Copy out every line of the records where the string "izvan" occurs.

--- start of DATA SHOWN ---

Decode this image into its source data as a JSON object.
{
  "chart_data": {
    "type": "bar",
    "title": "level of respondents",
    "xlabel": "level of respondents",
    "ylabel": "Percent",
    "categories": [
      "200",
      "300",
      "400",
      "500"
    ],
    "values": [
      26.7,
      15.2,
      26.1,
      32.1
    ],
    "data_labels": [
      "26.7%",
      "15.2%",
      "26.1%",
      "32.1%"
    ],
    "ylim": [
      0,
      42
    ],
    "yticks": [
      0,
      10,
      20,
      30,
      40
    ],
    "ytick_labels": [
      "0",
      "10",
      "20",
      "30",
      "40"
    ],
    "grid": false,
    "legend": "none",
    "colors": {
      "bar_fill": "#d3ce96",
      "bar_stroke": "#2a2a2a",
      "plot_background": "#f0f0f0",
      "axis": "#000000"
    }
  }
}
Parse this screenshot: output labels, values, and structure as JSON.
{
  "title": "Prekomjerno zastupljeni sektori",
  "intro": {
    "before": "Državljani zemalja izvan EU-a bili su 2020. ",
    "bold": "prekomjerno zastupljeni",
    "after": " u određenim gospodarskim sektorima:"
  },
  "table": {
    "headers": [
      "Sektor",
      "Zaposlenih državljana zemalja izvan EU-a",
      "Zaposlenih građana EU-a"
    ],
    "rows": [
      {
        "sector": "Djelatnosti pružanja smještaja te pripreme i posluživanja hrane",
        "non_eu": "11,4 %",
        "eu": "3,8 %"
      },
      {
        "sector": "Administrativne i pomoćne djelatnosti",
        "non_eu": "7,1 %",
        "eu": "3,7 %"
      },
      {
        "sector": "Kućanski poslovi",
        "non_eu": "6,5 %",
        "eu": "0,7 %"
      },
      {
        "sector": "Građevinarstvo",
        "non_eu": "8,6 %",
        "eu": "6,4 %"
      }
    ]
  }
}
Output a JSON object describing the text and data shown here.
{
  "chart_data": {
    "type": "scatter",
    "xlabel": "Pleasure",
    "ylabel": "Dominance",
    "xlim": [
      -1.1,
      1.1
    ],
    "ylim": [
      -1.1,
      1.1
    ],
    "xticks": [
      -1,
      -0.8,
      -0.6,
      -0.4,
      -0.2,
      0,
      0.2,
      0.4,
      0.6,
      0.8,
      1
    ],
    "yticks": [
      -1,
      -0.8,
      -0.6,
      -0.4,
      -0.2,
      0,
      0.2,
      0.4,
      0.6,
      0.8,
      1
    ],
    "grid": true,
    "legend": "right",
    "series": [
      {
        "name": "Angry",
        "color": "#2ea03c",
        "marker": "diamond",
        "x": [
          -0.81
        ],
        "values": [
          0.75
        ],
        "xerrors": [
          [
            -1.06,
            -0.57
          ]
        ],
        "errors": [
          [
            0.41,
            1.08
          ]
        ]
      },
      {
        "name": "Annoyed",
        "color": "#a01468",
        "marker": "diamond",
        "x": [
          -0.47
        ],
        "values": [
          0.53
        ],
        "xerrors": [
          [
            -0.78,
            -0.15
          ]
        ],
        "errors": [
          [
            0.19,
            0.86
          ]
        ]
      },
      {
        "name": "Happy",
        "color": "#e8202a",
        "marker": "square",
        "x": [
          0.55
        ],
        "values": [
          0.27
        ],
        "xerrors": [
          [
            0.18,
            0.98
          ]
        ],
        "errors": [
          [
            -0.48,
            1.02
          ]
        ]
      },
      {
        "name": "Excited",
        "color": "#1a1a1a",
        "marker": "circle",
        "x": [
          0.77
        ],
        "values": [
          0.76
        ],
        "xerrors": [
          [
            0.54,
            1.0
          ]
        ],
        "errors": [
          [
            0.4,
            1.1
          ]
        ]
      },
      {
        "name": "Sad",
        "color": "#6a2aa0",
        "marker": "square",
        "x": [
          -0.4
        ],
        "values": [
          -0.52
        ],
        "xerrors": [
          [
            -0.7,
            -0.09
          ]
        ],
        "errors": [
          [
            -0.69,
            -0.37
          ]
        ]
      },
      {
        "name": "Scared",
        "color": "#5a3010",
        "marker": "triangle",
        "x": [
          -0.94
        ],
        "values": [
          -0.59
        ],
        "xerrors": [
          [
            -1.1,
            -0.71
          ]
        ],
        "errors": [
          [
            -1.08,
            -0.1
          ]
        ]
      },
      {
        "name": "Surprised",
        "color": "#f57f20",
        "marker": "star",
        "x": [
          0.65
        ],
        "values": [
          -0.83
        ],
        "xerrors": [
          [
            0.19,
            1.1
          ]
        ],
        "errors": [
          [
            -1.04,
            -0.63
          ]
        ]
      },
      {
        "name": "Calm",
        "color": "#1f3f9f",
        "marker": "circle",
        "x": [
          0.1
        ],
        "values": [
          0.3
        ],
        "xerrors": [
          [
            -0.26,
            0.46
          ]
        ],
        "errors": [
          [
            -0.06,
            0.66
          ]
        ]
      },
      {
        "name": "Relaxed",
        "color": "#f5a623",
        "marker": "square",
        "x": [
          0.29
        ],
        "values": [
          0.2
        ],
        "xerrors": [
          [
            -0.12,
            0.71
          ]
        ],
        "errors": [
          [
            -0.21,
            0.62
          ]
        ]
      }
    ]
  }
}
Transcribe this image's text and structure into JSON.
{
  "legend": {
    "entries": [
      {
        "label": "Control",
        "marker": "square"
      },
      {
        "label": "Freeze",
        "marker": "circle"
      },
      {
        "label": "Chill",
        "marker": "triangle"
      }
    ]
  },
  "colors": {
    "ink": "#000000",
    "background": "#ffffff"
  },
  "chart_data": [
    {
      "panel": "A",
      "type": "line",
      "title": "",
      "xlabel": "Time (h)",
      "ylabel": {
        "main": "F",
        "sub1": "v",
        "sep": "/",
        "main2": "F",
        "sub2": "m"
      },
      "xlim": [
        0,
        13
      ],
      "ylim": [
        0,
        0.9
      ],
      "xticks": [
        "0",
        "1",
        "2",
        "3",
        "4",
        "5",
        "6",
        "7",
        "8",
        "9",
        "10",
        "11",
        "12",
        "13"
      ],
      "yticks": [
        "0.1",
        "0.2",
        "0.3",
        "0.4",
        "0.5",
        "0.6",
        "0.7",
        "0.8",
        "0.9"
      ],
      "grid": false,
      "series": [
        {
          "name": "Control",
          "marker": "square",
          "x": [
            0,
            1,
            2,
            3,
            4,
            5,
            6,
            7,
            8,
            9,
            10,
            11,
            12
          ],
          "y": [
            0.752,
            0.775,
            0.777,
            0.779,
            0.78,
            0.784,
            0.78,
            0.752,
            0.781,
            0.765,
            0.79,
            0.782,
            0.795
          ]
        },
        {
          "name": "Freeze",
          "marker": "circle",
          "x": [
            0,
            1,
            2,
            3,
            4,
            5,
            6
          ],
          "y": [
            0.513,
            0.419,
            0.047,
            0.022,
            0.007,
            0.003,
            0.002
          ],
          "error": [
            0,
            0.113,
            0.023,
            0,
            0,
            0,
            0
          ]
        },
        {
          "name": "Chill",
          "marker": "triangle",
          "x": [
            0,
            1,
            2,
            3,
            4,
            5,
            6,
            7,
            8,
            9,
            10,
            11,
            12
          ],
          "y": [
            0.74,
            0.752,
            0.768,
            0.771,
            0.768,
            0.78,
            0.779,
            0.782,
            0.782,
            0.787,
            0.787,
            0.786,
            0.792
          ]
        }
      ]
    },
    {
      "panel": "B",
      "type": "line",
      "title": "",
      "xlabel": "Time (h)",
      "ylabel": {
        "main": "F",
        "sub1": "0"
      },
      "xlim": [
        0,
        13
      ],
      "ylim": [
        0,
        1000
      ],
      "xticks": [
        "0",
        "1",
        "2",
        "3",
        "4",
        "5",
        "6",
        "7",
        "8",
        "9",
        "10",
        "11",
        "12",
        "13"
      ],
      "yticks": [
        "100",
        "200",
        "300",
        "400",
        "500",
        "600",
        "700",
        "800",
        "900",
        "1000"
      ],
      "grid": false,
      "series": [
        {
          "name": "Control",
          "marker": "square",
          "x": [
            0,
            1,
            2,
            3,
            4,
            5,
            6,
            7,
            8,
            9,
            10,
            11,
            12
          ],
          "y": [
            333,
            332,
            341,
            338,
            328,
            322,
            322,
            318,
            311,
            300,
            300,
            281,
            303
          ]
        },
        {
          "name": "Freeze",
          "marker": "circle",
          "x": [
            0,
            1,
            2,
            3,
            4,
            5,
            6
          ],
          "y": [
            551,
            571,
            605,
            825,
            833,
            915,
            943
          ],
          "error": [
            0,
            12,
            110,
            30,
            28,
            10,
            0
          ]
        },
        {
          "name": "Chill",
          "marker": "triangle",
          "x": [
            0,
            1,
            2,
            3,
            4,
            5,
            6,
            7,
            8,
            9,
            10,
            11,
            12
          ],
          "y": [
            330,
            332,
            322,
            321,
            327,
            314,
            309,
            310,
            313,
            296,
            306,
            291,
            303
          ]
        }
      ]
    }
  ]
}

--- end of DATA SHOWN ---

▶ **RESULT OF THIS TASK**:
    "before": "Državljani zemalja izvan EU-a bili su 2020. ",
      "Zaposlenih državljana zemalja izvan EU-a",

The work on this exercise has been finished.